Aim of the exercise: Without further comment, state how many lines in the listing below contain the word "that".
======== Input records ========
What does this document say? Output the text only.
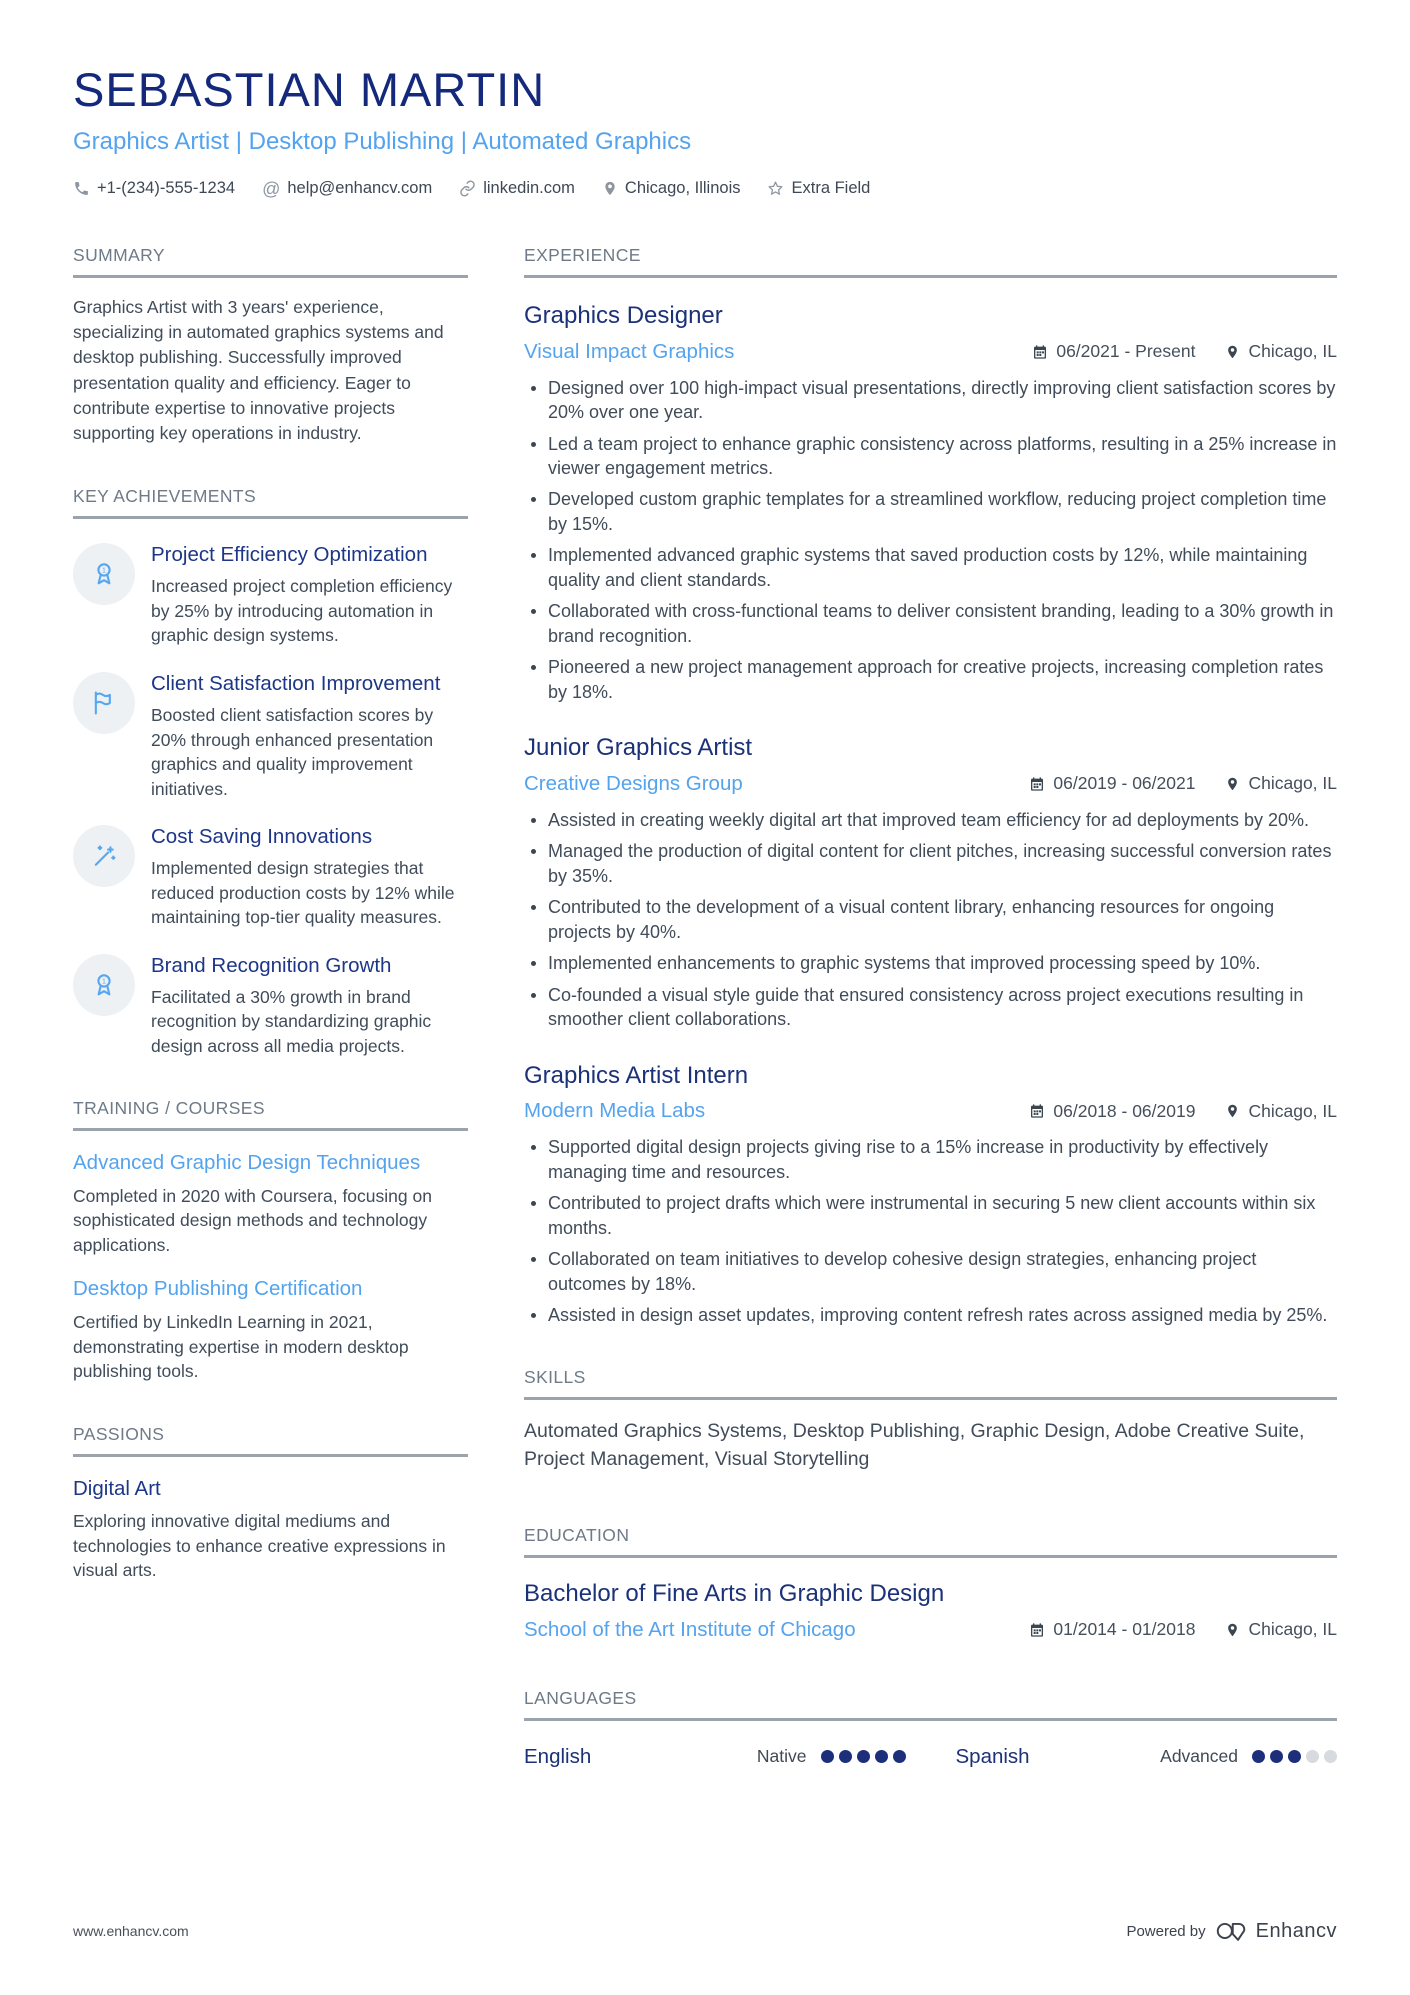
SEBASTIAN MARTIN
Graphics Artist | Desktop Publishing | Automated Graphics
+1-(234)-555-1234 @ help@enhancv.com	linkedin.com	Chicago, Illinois	Extra Field
SUMMARY
Graphics Artist with 3 years' experience, specializing in automated graphics systems and desktop publishing. Successfully improved presentation quality and efficiency. Eager to contribute expertise to innovative projects supporting key operations in industry.
KEY ACHIEVEMENTS
1
Project Efficiency Optimization
Increased project completion efficiency by 25% by introducing automation in graphic design systems.
Client Satisfaction Improvement
Boosted client satisfaction scores by 20% through enhanced presentation graphics and quality improvement initiatives.
Cost Saving Innovations
Implemented design strategies that reduced production costs by 12% while maintaining top-tier quality measures.
1
Brand Recognition Growth
Facilitated a 30% growth in brand recognition by standardizing graphic design across all media projects.
TRAINING / COURSES
Advanced Graphic Design Techniques
Completed in 2020 with Coursera, focusing on sophisticated design methods and technology applications.
Desktop Publishing Certification
Certified by LinkedIn Learning in 2021, demonstrating expertise in modern desktop publishing tools.
PASSIONS
Digital Art
Exploring innovative digital mediums and technologies to enhance creative expressions in visual arts.
EXPERIENCE
Graphics Designer
Visual Impact Graphics	06/2021 - Present	Chicago, IL
Designed over 100 high-impact visual presentations, directly improving client satisfaction scores by 20% over one year.
Led a team project to enhance graphic consistency across platforms, resulting in a 25% increase in viewer engagement metrics.
Developed custom graphic templates for a streamlined workflow, reducing project completion time by 15%.
Implemented advanced graphic systems that saved production costs by 12%, while maintaining quality and client standards.
Collaborated with cross-functional teams to deliver consistent branding, leading to a 30% growth in brand recognition.
Pioneered a new project management approach for creative projects, increasing completion rates by 18%.
Junior Graphics Artist
Creative Designs Group	06/2019 - 06/2021	Chicago, IL
Assisted in creating weekly digital art that improved team efficiency for ad deployments by 20%.
Managed the production of digital content for client pitches, increasing successful conversion rates by 35%.
Contributed to the development of a visual content library, enhancing resources for ongoing projects by 40%.
Implemented enhancements to graphic systems that improved processing speed by 10%.
Co-founded a visual style guide that ensured consistency across project executions resulting in smoother client collaborations.
Graphics Artist Intern
Modern Media Labs	06/2018 - 06/2019	Chicago, IL
Supported digital design projects giving rise to a 15% increase in productivity by effectively managing time and resources.
Contributed to project drafts which were instrumental in securing 5 new client accounts within six months.
Collaborated on team initiatives to develop cohesive design strategies, enhancing project outcomes by 18%.
Assisted in design asset updates, improving content refresh rates across assigned media by 25%.
SKILLS
Automated Graphics Systems, Desktop Publishing, Graphic Design, Adobe Creative Suite, Project Management, Visual Storytelling
EDUCATION
Bachelor of Fine Arts in Graphic Design
School of the Art Institute of Chicago	01/2014 - 01/2018	Chicago, IL
LANGUAGES
English	Native	Spanish	Advanced
www.enhancv.com	Powered by	Enhancv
========
Exercise output: 5